Source data:
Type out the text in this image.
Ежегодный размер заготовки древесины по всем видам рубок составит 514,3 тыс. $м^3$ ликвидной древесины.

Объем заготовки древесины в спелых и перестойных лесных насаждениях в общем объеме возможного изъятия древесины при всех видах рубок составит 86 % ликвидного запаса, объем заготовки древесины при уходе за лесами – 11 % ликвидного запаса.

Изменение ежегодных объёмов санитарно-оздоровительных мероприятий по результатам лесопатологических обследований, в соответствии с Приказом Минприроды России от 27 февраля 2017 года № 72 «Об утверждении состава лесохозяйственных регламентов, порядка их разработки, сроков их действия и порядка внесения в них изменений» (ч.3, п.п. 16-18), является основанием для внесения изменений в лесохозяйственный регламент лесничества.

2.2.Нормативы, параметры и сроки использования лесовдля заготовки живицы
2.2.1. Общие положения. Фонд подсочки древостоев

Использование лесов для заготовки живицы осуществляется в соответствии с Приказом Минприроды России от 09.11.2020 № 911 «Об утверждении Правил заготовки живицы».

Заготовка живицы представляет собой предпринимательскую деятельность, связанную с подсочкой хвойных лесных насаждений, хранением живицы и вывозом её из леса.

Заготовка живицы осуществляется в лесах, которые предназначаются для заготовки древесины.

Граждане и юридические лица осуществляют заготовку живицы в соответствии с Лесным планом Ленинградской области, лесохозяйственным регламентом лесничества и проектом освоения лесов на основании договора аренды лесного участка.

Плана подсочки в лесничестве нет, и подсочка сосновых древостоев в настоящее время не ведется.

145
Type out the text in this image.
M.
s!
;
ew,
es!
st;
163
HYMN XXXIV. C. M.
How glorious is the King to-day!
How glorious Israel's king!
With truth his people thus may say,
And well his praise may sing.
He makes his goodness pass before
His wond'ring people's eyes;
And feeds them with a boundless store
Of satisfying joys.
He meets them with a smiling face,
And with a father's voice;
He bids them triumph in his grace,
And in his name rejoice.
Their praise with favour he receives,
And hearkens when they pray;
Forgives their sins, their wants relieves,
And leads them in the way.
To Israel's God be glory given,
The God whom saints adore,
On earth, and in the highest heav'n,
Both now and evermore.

**Exercise objective**
Please output the entire listing exactly as it stands.

**Result of this exercise**
Type out the text in this image.
Ежегодный размер заготовки древесины по всем видам рубок составит 514,3 тыс. $м^3$ ликвидной древесины.

Объем заготовки древесины в спелых и перестойных лесных насаждениях в общем объеме возможного изъятия древесины при всех видах рубок составит 86 % ликвидного запаса, объем заготовки древесины при уходе за лесами – 11 % ликвидного запаса.

Изменение ежегодных объёмов санитарно-оздоровительных мероприятий по результатам лесопатологических обследований, в соответствии с Приказом Минприроды России от 27 февраля 2017 года № 72 «Об утверждении состава лесохозяйственных регламентов, порядка их разработки, сроков их действия и порядка внесения в них изменений» (ч.3, п.п. 16-18), является основанием для внесения изменений в лесохозяйственный регламент лесничества.

2.2.Нормативы, параметры и сроки использования лесовдля заготовки живицы
2.2.1. Общие положения. Фонд подсочки древостоев

Использование лесов для заготовки живицы осуществляется в соответствии с Приказом Минприроды России от 09.11.2020 № 911 «Об утверждении Правил заготовки живицы».

Заготовка живицы представляет собой предпринимательскую деятельность, связанную с подсочкой хвойных лесных насаждений, хранением живицы и вывозом её из леса.

Заготовка живицы осуществляется в лесах, которые предназначаются для заготовки древесины.

Граждане и юридические лица осуществляют заготовку живицы в соответствии с Лесным планом Ленинградской области, лесохозяйственным регламентом лесничества и проектом освоения лесов на основании договора аренды лесного участка.

Плана подсочки в лесничестве нет, и подсочка сосновых древостоев в настоящее время не ведется.

145
Type out the text in this image.
M.
s!
;
ew,
es!
st;
163
HYMN XXXIV. C. M.
How glorious is the King to-day!
How glorious Israel's king!
With truth his people thus may say,
And well his praise may sing.
He makes his goodness pass before
His wond'ring people's eyes;
And feeds them with a boundless store
Of satisfying joys.
He meets them with a smiling face,
And with a father's voice;
He bids them triumph in his grace,
And in his name rejoice.
Their praise with favour he receives,
And hearkens when they pray;
Forgives their sins, their wants relieves,
And leads them in the way.
To Israel's God be glory given,
The God whom saints adore,
On earth, and in the highest heav'n,
Both now and evermore.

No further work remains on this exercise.